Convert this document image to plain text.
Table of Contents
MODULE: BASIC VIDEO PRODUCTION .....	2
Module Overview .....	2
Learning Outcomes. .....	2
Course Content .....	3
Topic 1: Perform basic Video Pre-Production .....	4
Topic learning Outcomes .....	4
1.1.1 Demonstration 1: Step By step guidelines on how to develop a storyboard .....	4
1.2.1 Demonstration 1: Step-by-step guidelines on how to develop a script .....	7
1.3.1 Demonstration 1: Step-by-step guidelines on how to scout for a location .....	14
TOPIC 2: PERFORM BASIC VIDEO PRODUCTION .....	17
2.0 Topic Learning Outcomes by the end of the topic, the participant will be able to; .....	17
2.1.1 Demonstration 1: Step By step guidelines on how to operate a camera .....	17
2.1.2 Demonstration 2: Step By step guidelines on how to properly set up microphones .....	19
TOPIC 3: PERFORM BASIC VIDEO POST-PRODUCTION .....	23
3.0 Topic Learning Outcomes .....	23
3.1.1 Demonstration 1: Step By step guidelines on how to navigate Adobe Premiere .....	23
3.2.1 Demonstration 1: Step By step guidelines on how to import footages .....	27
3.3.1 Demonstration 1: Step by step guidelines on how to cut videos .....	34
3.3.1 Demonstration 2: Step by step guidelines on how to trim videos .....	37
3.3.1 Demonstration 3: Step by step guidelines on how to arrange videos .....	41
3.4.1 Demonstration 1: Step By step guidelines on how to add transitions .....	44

● ● ● ● ● ● ●

→ REQUIREMENTS
Above are the records; retype every one exactly.

→ WRITTEN ANSWER
Convert this document image to plain text.
Table of Contents
MODULE: BASIC VIDEO PRODUCTION .....	2
Module Overview .....	2
Learning Outcomes. .....	2
Course Content .....	3
Topic 1: Perform basic Video Pre-Production .....	4
Topic learning Outcomes .....	4
1.1.1 Demonstration 1: Step By step guidelines on how to develop a storyboard .....	4
1.2.1 Demonstration 1: Step-by-step guidelines on how to develop a script .....	7
1.3.1 Demonstration 1: Step-by-step guidelines on how to scout for a location .....	14
TOPIC 2: PERFORM BASIC VIDEO PRODUCTION .....	17
2.0 Topic Learning Outcomes by the end of the topic, the participant will be able to; .....	17
2.1.1 Demonstration 1: Step By step guidelines on how to operate a camera .....	17
2.1.2 Demonstration 2: Step By step guidelines on how to properly set up microphones .....	19
TOPIC 3: PERFORM BASIC VIDEO POST-PRODUCTION .....	23
3.0 Topic Learning Outcomes .....	23
3.1.1 Demonstration 1: Step By step guidelines on how to navigate Adobe Premiere .....	23
3.2.1 Demonstration 1: Step By step guidelines on how to import footages .....	27
3.3.1 Demonstration 1: Step by step guidelines on how to cut videos .....	34
3.3.1 Demonstration 2: Step by step guidelines on how to trim videos .....	37
3.3.1 Demonstration 3: Step by step guidelines on how to arrange videos .....	41
3.4.1 Demonstration 1: Step By step guidelines on how to add transitions .....	44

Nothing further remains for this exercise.